(Element location listings)
▼▼▼

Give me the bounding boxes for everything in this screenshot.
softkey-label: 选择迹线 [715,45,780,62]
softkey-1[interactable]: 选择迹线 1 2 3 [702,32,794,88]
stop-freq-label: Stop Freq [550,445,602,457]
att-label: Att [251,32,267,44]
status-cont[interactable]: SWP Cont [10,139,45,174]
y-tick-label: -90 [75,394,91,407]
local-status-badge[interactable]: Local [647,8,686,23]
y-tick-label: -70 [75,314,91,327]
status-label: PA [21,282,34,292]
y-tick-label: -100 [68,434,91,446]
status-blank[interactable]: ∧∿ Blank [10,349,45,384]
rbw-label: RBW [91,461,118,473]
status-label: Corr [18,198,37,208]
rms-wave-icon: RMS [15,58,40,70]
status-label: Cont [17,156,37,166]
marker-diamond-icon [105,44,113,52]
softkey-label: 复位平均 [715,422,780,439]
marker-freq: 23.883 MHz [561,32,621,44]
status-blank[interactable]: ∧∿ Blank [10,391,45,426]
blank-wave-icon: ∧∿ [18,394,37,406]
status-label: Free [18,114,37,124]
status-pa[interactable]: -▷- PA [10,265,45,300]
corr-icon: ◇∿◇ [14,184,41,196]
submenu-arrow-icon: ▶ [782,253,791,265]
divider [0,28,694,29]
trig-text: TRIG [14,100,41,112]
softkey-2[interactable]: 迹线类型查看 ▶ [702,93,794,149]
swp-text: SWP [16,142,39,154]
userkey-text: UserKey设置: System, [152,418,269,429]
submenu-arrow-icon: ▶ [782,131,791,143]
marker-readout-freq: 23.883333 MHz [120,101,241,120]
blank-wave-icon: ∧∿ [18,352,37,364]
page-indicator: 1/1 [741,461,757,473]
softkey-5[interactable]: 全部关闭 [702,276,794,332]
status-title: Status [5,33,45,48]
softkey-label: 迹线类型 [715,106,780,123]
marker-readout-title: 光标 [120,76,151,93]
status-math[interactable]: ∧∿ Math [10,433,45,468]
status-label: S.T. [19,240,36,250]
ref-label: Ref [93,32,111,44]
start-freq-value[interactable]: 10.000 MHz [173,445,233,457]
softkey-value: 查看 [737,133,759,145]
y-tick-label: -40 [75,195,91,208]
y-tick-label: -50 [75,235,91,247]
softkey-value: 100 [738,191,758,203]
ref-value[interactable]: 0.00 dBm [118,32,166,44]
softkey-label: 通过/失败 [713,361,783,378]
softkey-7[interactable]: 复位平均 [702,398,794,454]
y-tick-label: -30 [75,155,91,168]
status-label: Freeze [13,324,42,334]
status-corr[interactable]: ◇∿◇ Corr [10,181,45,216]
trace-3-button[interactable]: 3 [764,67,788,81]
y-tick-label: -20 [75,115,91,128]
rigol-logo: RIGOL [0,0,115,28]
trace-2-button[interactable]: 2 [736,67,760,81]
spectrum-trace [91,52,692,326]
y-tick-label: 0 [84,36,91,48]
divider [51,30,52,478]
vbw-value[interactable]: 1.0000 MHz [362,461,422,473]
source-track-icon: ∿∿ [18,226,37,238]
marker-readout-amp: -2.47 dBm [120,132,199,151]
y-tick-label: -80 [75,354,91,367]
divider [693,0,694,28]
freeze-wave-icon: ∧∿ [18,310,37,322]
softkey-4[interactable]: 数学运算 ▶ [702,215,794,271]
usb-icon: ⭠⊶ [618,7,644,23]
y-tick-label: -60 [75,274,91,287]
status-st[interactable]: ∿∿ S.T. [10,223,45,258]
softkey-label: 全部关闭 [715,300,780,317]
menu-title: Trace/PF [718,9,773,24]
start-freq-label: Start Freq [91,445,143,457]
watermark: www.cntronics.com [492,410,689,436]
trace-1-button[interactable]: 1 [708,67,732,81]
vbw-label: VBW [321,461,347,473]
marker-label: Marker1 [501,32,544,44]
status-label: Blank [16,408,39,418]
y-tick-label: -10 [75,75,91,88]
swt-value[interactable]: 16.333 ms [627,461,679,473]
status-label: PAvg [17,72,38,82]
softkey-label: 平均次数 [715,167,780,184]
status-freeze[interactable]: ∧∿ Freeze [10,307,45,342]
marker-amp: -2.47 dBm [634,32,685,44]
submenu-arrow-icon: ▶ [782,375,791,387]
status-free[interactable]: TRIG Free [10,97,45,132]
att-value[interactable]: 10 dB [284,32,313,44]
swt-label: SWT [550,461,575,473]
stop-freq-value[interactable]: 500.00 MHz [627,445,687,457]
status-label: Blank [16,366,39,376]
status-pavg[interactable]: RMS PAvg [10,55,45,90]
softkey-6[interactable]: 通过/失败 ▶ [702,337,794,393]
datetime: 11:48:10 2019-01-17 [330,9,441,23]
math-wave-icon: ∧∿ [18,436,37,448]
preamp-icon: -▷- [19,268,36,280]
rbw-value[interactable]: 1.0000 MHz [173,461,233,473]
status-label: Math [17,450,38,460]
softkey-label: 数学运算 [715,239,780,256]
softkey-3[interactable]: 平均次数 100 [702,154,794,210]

▲▲▲

● **Short exercise**:
Identify every line in the data above that contains the string "text", and copy each of those lines in full. Case counts.

● **Solution to this problem**:
trig-text: TRIG [14,100,41,112]
swp-text: SWP [16,142,39,154]
userkey-text: UserKey设置: System, [152,418,269,429]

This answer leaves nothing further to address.